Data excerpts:
———
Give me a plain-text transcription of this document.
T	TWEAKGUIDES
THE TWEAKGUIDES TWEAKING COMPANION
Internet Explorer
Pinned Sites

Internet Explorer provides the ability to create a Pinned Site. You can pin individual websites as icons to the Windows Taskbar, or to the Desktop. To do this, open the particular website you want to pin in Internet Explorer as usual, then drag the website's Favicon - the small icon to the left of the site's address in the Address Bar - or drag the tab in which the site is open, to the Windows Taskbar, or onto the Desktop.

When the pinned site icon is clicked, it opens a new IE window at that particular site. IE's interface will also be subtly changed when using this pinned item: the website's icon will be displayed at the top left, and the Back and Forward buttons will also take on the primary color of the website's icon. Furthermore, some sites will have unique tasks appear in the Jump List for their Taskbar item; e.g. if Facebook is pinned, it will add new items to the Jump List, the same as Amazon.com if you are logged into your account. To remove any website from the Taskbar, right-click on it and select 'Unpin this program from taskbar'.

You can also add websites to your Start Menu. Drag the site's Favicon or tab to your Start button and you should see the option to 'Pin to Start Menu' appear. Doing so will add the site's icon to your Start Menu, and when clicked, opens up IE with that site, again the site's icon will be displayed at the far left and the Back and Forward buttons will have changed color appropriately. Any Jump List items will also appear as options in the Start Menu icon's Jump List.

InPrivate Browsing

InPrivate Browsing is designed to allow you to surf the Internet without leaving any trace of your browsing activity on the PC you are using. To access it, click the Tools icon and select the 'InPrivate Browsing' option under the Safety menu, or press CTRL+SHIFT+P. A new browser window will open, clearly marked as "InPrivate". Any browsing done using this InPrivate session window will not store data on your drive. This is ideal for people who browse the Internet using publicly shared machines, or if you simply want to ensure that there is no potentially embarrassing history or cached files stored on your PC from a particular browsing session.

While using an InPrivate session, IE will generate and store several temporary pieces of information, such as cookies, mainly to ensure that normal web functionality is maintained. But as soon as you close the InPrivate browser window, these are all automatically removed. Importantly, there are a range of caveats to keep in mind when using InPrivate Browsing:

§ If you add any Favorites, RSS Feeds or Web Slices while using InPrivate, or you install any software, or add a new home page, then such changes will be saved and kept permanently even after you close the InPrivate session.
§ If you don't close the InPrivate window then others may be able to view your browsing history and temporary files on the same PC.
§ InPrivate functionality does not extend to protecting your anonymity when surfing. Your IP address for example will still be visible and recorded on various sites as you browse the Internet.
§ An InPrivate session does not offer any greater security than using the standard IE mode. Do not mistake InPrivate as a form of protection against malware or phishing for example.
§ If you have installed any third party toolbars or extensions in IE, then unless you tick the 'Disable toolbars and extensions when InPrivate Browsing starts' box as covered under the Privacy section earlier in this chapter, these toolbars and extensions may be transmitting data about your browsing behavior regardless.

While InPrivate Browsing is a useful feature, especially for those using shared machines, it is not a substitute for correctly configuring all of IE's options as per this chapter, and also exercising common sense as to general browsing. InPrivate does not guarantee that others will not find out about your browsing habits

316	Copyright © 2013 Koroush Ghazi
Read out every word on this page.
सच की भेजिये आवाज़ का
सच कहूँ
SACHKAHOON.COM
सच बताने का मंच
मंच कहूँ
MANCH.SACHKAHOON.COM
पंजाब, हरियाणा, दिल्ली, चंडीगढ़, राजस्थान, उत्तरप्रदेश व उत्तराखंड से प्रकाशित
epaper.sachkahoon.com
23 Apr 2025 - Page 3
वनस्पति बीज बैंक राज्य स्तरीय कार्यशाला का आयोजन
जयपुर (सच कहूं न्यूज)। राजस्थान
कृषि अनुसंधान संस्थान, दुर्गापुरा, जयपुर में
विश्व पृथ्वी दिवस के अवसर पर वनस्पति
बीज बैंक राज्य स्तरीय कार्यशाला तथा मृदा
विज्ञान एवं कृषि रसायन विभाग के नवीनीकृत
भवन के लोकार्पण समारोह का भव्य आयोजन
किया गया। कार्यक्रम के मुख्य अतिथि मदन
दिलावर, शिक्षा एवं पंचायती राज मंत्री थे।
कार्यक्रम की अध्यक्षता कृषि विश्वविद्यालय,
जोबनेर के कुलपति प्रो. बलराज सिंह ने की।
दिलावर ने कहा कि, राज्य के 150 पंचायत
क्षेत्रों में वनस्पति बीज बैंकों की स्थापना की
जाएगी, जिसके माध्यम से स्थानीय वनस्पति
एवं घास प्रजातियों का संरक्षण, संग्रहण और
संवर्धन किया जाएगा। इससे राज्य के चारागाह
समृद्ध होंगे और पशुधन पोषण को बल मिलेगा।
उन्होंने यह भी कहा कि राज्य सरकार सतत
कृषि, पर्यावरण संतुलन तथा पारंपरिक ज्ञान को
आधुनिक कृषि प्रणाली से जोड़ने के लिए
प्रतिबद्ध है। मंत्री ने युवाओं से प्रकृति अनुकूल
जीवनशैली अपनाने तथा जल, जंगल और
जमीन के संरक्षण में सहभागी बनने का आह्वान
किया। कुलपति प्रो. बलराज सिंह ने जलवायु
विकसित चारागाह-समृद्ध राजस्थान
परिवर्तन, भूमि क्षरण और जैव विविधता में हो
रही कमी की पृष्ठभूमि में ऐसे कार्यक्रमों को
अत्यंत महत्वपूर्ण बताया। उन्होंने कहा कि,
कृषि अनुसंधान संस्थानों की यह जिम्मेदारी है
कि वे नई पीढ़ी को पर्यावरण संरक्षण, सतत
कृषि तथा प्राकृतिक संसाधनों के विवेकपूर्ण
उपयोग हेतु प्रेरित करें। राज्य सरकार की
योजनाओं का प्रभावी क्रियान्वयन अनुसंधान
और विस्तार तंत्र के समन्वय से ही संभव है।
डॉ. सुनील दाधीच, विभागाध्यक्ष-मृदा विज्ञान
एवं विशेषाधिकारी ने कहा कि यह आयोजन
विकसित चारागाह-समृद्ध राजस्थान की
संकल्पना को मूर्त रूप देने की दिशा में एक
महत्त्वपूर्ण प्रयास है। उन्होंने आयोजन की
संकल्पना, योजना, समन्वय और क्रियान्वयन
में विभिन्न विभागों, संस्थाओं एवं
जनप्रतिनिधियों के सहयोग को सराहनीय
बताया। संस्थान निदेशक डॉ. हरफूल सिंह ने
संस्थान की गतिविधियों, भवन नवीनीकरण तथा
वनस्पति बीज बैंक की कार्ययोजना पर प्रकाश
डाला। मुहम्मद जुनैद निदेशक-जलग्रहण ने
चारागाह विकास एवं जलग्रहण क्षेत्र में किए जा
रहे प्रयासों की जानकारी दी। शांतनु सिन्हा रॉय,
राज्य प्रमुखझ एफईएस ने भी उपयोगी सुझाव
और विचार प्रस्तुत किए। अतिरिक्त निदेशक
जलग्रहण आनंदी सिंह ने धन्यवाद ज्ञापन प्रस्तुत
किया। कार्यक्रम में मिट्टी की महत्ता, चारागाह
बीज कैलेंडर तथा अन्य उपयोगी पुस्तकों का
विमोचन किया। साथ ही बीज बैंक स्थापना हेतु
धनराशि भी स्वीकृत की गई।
———
-- TASK PROMPT --
Reproduce the entries above in full by retyping them exactly.

-- OUTPUT OF THE TASK --
Give me a plain-text transcription of this document.
T	TWEAKGUIDES
THE TWEAKGUIDES TWEAKING COMPANION
Internet Explorer
Pinned Sites

Internet Explorer provides the ability to create a Pinned Site. You can pin individual websites as icons to the Windows Taskbar, or to the Desktop. To do this, open the particular website you want to pin in Internet Explorer as usual, then drag the website's Favicon - the small icon to the left of the site's address in the Address Bar - or drag the tab in which the site is open, to the Windows Taskbar, or onto the Desktop.

When the pinned site icon is clicked, it opens a new IE window at that particular site. IE's interface will also be subtly changed when using this pinned item: the website's icon will be displayed at the top left, and the Back and Forward buttons will also take on the primary color of the website's icon. Furthermore, some sites will have unique tasks appear in the Jump List for their Taskbar item; e.g. if Facebook is pinned, it will add new items to the Jump List, the same as Amazon.com if you are logged into your account. To remove any website from the Taskbar, right-click on it and select 'Unpin this program from taskbar'.

You can also add websites to your Start Menu. Drag the site's Favicon or tab to your Start button and you should see the option to 'Pin to Start Menu' appear. Doing so will add the site's icon to your Start Menu, and when clicked, opens up IE with that site, again the site's icon will be displayed at the far left and the Back and Forward buttons will have changed color appropriately. Any Jump List items will also appear as options in the Start Menu icon's Jump List.

InPrivate Browsing

InPrivate Browsing is designed to allow you to surf the Internet without leaving any trace of your browsing activity on the PC you are using. To access it, click the Tools icon and select the 'InPrivate Browsing' option under the Safety menu, or press CTRL+SHIFT+P. A new browser window will open, clearly marked as "InPrivate". Any browsing done using this InPrivate session window will not store data on your drive. This is ideal for people who browse the Internet using publicly shared machines, or if you simply want to ensure that there is no potentially embarrassing history or cached files stored on your PC from a particular browsing session.

While using an InPrivate session, IE will generate and store several temporary pieces of information, such as cookies, mainly to ensure that normal web functionality is maintained. But as soon as you close the InPrivate browser window, these are all automatically removed. Importantly, there are a range of caveats to keep in mind when using InPrivate Browsing:

§ If you add any Favorites, RSS Feeds or Web Slices while using InPrivate, or you install any software, or add a new home page, then such changes will be saved and kept permanently even after you close the InPrivate session.
§ If you don't close the InPrivate window then others may be able to view your browsing history and temporary files on the same PC.
§ InPrivate functionality does not extend to protecting your anonymity when surfing. Your IP address for example will still be visible and recorded on various sites as you browse the Internet.
§ An InPrivate session does not offer any greater security than using the standard IE mode. Do not mistake InPrivate as a form of protection against malware or phishing for example.
§ If you have installed any third party toolbars or extensions in IE, then unless you tick the 'Disable toolbars and extensions when InPrivate Browsing starts' box as covered under the Privacy section earlier in this chapter, these toolbars and extensions may be transmitting data about your browsing behavior regardless.

While InPrivate Browsing is a useful feature, especially for those using shared machines, it is not a substitute for correctly configuring all of IE's options as per this chapter, and also exercising common sense as to general browsing. InPrivate does not guarantee that others will not find out about your browsing habits

316	Copyright © 2013 Koroush Ghazi
Read out every word on this page.
सच की भेजिये आवाज़ का
सच कहूँ
SACHKAHOON.COM
सच बताने का मंच
मंच कहूँ
MANCH.SACHKAHOON.COM
पंजाब, हरियाणा, दिल्ली, चंडीगढ़, राजस्थान, उत्तरप्रदेश व उत्तराखंड से प्रकाशित
epaper.sachkahoon.com
23 Apr 2025 - Page 3
वनस्पति बीज बैंक राज्य स्तरीय कार्यशाला का आयोजन
जयपुर (सच कहूं न्यूज)। राजस्थान
कृषि अनुसंधान संस्थान, दुर्गापुरा, जयपुर में
विश्व पृथ्वी दिवस के अवसर पर वनस्पति
बीज बैंक राज्य स्तरीय कार्यशाला तथा मृदा
विज्ञान एवं कृषि रसायन विभाग के नवीनीकृत
भवन के लोकार्पण समारोह का भव्य आयोजन
किया गया। कार्यक्रम के मुख्य अतिथि मदन
दिलावर, शिक्षा एवं पंचायती राज मंत्री थे।
कार्यक्रम की अध्यक्षता कृषि विश्वविद्यालय,
जोबनेर के कुलपति प्रो. बलराज सिंह ने की।
दिलावर ने कहा कि, राज्य के 150 पंचायत
क्षेत्रों में वनस्पति बीज बैंकों की स्थापना की
जाएगी, जिसके माध्यम से स्थानीय वनस्पति
एवं घास प्रजातियों का संरक्षण, संग्रहण और
संवर्धन किया जाएगा। इससे राज्य के चारागाह
समृद्ध होंगे और पशुधन पोषण को बल मिलेगा।
उन्होंने यह भी कहा कि राज्य सरकार सतत
कृषि, पर्यावरण संतुलन तथा पारंपरिक ज्ञान को
आधुनिक कृषि प्रणाली से जोड़ने के लिए
प्रतिबद्ध है। मंत्री ने युवाओं से प्रकृति अनुकूल
जीवनशैली अपनाने तथा जल, जंगल और
जमीन के संरक्षण में सहभागी बनने का आह्वान
किया। कुलपति प्रो. बलराज सिंह ने जलवायु
विकसित चारागाह-समृद्ध राजस्थान
परिवर्तन, भूमि क्षरण और जैव विविधता में हो
रही कमी की पृष्ठभूमि में ऐसे कार्यक्रमों को
अत्यंत महत्वपूर्ण बताया। उन्होंने कहा कि,
कृषि अनुसंधान संस्थानों की यह जिम्मेदारी है
कि वे नई पीढ़ी को पर्यावरण संरक्षण, सतत
कृषि तथा प्राकृतिक संसाधनों के विवेकपूर्ण
उपयोग हेतु प्रेरित करें। राज्य सरकार की
योजनाओं का प्रभावी क्रियान्वयन अनुसंधान
और विस्तार तंत्र के समन्वय से ही संभव है।
डॉ. सुनील दाधीच, विभागाध्यक्ष-मृदा विज्ञान
एवं विशेषाधिकारी ने कहा कि यह आयोजन
विकसित चारागाह-समृद्ध राजस्थान की
संकल्पना को मूर्त रूप देने की दिशा में एक
महत्त्वपूर्ण प्रयास है। उन्होंने आयोजन की
संकल्पना, योजना, समन्वय और क्रियान्वयन
में विभिन्न विभागों, संस्थाओं एवं
जनप्रतिनिधियों के सहयोग को सराहनीय
बताया। संस्थान निदेशक डॉ. हरफूल सिंह ने
संस्थान की गतिविधियों, भवन नवीनीकरण तथा
वनस्पति बीज बैंक की कार्ययोजना पर प्रकाश
डाला। मुहम्मद जुनैद निदेशक-जलग्रहण ने
चारागाह विकास एवं जलग्रहण क्षेत्र में किए जा
रहे प्रयासों की जानकारी दी। शांतनु सिन्हा रॉय,
राज्य प्रमुखझ एफईएस ने भी उपयोगी सुझाव
और विचार प्रस्तुत किए। अतिरिक्त निदेशक
जलग्रहण आनंदी सिंह ने धन्यवाद ज्ञापन प्रस्तुत
किया। कार्यक्रम में मिट्टी की महत्ता, चारागाह
बीज कैलेंडर तथा अन्य उपयोगी पुस्तकों का
विमोचन किया। साथ ही बीज बैंक स्थापना हेतु
धनराशि भी स्वीकृत की गई।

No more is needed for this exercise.